--- LISTED RECORDS ---
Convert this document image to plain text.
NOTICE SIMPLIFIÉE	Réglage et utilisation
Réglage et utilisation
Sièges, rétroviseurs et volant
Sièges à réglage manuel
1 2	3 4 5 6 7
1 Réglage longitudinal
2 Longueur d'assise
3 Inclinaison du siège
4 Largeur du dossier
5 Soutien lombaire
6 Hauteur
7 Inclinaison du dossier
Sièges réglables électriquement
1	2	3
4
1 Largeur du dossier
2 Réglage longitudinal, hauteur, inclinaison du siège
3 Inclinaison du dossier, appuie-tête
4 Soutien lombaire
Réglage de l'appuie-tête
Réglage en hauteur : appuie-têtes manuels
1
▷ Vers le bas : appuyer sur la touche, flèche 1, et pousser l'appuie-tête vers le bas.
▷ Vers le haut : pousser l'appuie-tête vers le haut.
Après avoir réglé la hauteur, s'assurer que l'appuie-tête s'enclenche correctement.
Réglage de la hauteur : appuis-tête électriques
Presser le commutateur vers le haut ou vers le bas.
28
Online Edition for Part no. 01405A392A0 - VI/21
---
**WRITTEN TASK**
Could you reproduce every record above exactly as it appears?

**COMPLETED TASK**
Convert this document image to plain text.
NOTICE SIMPLIFIÉE	Réglage et utilisation
Réglage et utilisation
Sièges, rétroviseurs et volant
Sièges à réglage manuel
1 2	3 4 5 6 7
1 Réglage longitudinal
2 Longueur d'assise
3 Inclinaison du siège
4 Largeur du dossier
5 Soutien lombaire
6 Hauteur
7 Inclinaison du dossier
Sièges réglables électriquement
1	2	3
4
1 Largeur du dossier
2 Réglage longitudinal, hauteur, inclinaison du siège
3 Inclinaison du dossier, appuie-tête
4 Soutien lombaire
Réglage de l'appuie-tête
Réglage en hauteur : appuie-têtes manuels
1
▷ Vers le bas : appuyer sur la touche, flèche 1, et pousser l'appuie-tête vers le bas.
▷ Vers le haut : pousser l'appuie-tête vers le haut.
Après avoir réglé la hauteur, s'assurer que l'appuie-tête s'enclenche correctement.
Réglage de la hauteur : appuis-tête électriques
Presser le commutateur vers le haut ou vers le bas.
28
Online Edition for Part no. 01405A392A0 - VI/21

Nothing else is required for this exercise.